# Your instructions:
Retype the whole listing verbatim and keep the pictures out of it.

# Input rows:
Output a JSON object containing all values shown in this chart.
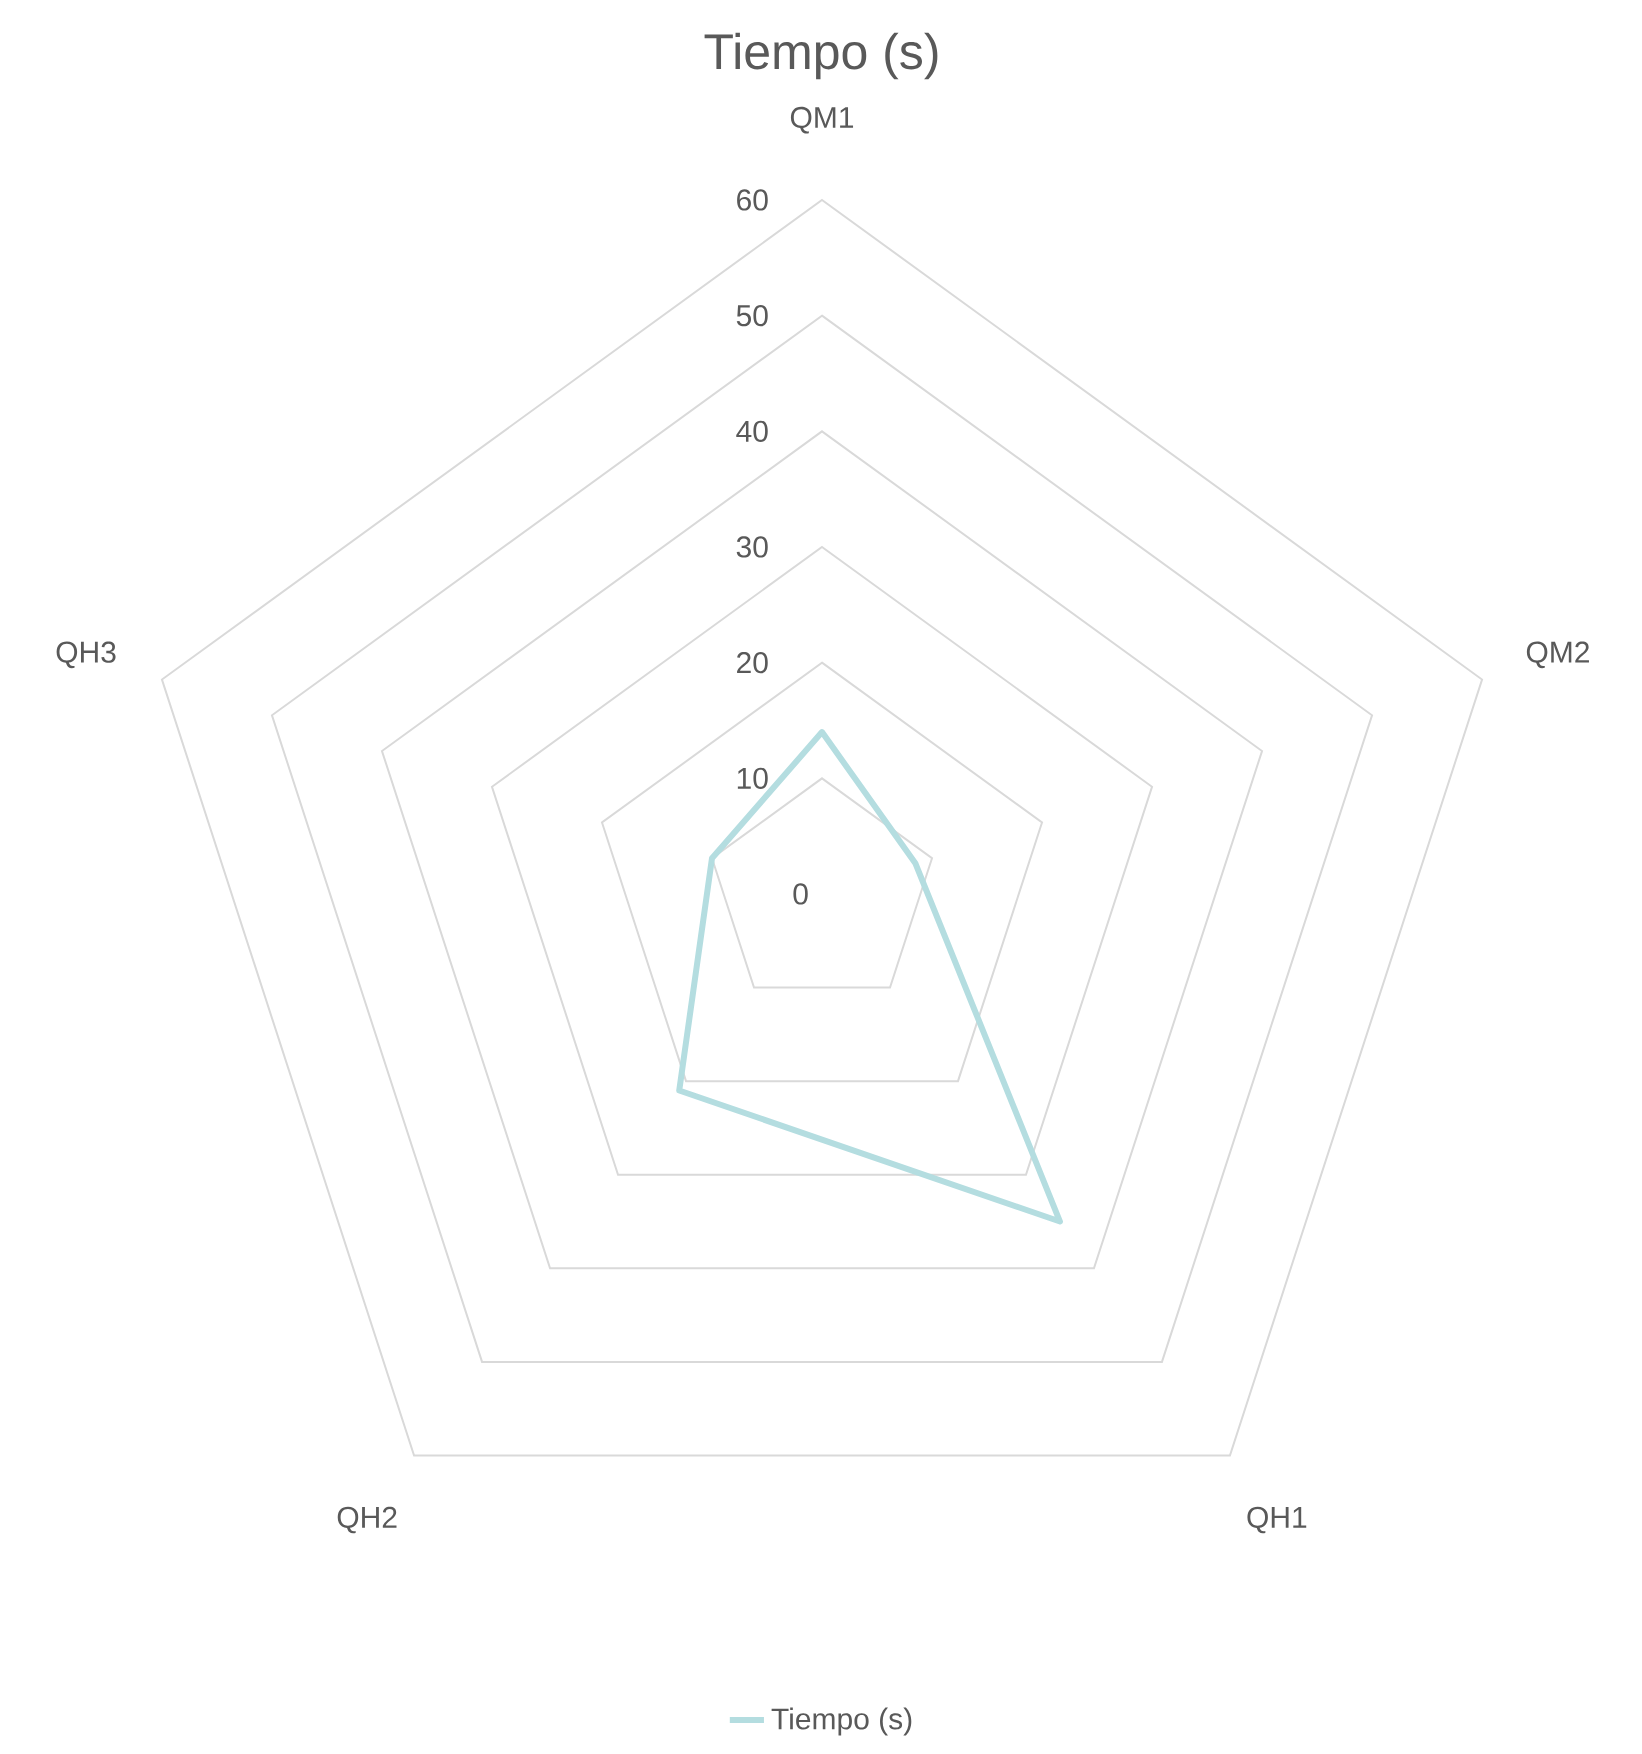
{
  "chart_data": {
    "type": "radar",
    "title": "Tiempo (s)",
    "categories": [
      "QM1",
      "QM2",
      "QH1",
      "QH2",
      "QH3"
    ],
    "series": [
      {
        "name": "Tiempo (s)",
        "color": "#b4dde0",
        "values": [
          14,
          8.5,
          35,
          21,
          10
        ]
      }
    ],
    "ylim": [
      0,
      60
    ],
    "yticks": [
      0,
      10,
      20,
      30,
      40,
      50,
      60
    ],
    "grid": true,
    "legend": "bottom",
    "marker": "none"
  }
}
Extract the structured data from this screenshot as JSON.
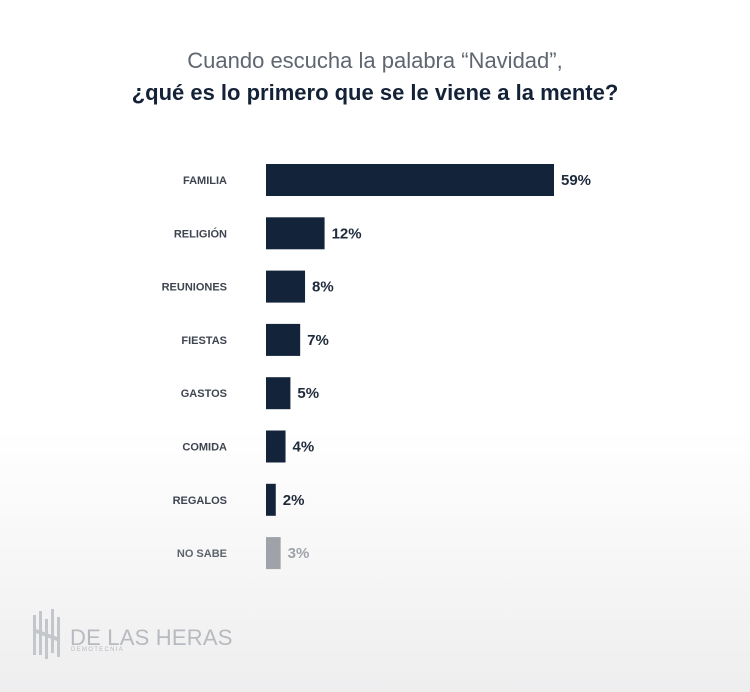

# Complete answer:
Output a JSON object containing all values shown in this chart.
{
  "chart_data": {
    "type": "radar",
    "title": "Tiempo (s)",
    "categories": [
      "QM1",
      "QM2",
      "QH1",
      "QH2",
      "QH3"
    ],
    "series": [
      {
        "name": "Tiempo (s)",
        "color": "#b4dde0",
        "values": [
          14,
          8.5,
          35,
          21,
          10
        ]
      }
    ],
    "ylim": [
      0,
      60
    ],
    "yticks": [
      0,
      10,
      20,
      30,
      40,
      50,
      60
    ],
    "grid": true,
    "legend": "bottom",
    "marker": "none"
  }
}
Extract the structured data from this screenshot as JSON.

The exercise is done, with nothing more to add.